WRITTEN TASK: Write out, precisely and in full, each line of the material.

-*-

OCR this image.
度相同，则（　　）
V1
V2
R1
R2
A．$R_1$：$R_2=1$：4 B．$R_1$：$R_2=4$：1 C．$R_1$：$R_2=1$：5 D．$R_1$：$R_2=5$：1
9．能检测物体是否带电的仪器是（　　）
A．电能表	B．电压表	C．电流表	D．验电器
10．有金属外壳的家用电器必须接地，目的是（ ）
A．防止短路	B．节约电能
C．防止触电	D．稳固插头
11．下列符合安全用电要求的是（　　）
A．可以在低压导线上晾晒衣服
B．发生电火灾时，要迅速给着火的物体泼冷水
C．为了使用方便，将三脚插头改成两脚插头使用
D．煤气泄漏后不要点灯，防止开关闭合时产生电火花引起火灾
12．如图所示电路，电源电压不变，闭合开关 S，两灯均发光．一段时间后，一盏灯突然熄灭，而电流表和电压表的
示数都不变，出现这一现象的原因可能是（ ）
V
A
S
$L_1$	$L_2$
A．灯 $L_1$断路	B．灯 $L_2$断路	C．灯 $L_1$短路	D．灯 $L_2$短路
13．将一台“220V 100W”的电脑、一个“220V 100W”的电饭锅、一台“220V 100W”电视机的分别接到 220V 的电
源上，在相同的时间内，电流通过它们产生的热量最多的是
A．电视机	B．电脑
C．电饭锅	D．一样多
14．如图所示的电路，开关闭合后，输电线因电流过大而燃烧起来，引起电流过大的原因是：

-*-

PROBLEM SOLUTION:
OCR this image.
度相同，则（　　）
V1
V2
R1
R2
A．$R_1$：$R_2=1$：4 B．$R_1$：$R_2=4$：1 C．$R_1$：$R_2=1$：5 D．$R_1$：$R_2=5$：1
9．能检测物体是否带电的仪器是（　　）
A．电能表	B．电压表	C．电流表	D．验电器
10．有金属外壳的家用电器必须接地，目的是（ ）
A．防止短路	B．节约电能
C．防止触电	D．稳固插头
11．下列符合安全用电要求的是（　　）
A．可以在低压导线上晾晒衣服
B．发生电火灾时，要迅速给着火的物体泼冷水
C．为了使用方便，将三脚插头改成两脚插头使用
D．煤气泄漏后不要点灯，防止开关闭合时产生电火花引起火灾
12．如图所示电路，电源电压不变，闭合开关 S，两灯均发光．一段时间后，一盏灯突然熄灭，而电流表和电压表的
示数都不变，出现这一现象的原因可能是（ ）
V
A
S
$L_1$	$L_2$
A．灯 $L_1$断路	B．灯 $L_2$断路	C．灯 $L_1$短路	D．灯 $L_2$短路
13．将一台“220V 100W”的电脑、一个“220V 100W”的电饭锅、一台“220V 100W”电视机的分别接到 220V 的电
源上，在相同的时间内，电流通过它们产生的热量最多的是
A．电视机	B．电脑
C．电饭锅	D．一样多
14．如图所示的电路，开关闭合后，输电线因电流过大而燃烧起来，引起电流过大的原因是：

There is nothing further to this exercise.